EXERCISE AIM => Collect every line below in which the word "федюнин" appears.

GIVEN DATA =>
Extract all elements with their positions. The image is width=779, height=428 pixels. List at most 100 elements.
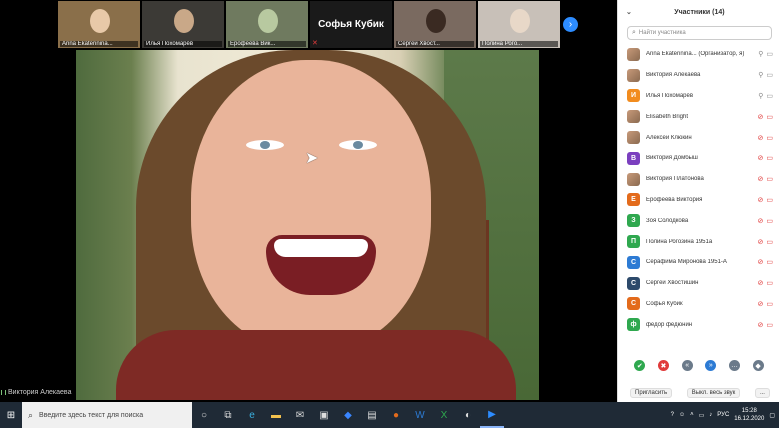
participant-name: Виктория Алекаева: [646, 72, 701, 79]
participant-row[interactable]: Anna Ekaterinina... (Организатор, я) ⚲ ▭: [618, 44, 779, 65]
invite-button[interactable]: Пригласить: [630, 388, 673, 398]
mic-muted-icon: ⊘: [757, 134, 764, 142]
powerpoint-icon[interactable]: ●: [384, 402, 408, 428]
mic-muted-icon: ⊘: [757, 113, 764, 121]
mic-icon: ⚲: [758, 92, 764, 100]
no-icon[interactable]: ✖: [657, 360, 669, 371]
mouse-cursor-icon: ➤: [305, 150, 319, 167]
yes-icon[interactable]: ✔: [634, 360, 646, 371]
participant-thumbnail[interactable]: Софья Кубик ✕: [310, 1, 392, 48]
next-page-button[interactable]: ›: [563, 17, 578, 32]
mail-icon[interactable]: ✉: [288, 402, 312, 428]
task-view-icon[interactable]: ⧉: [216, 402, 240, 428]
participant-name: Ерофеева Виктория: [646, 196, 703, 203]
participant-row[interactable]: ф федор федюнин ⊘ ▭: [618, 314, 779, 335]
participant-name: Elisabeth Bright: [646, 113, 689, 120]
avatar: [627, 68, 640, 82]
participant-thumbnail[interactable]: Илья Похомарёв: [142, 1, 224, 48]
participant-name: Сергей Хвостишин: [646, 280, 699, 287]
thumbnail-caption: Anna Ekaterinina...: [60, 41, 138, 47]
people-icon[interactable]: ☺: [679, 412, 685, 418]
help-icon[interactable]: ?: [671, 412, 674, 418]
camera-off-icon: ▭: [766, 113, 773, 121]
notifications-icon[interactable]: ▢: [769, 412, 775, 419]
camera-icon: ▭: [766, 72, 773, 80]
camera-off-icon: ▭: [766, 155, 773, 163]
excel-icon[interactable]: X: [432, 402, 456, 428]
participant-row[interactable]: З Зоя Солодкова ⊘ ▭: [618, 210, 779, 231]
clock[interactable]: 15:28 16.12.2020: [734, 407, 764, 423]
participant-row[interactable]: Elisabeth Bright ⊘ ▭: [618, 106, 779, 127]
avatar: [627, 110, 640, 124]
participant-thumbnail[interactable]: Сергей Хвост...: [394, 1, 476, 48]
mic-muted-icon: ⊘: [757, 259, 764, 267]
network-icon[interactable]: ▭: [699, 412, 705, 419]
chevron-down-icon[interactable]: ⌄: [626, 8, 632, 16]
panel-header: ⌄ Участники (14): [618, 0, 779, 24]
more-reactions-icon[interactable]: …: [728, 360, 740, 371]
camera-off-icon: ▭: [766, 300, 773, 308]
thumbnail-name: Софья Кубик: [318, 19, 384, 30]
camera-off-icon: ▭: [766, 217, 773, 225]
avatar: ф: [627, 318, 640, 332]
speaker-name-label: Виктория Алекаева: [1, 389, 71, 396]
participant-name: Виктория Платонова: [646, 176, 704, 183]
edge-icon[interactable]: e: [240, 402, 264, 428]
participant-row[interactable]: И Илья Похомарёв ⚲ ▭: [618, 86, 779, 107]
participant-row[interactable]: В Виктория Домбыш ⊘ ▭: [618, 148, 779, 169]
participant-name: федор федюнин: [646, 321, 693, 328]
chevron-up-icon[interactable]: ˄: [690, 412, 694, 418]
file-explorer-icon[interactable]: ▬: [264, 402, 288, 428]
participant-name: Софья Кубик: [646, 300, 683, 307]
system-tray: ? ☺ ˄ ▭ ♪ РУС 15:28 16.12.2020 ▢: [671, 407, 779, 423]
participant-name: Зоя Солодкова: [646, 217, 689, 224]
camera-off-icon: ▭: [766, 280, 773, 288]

RESPONSE TO THE EXERCISE =>
participant-row[interactable]: ф федор федюнин ⊘ ▭: [618, 314, 779, 335]
participant-name: федор федюнин: [646, 321, 693, 328]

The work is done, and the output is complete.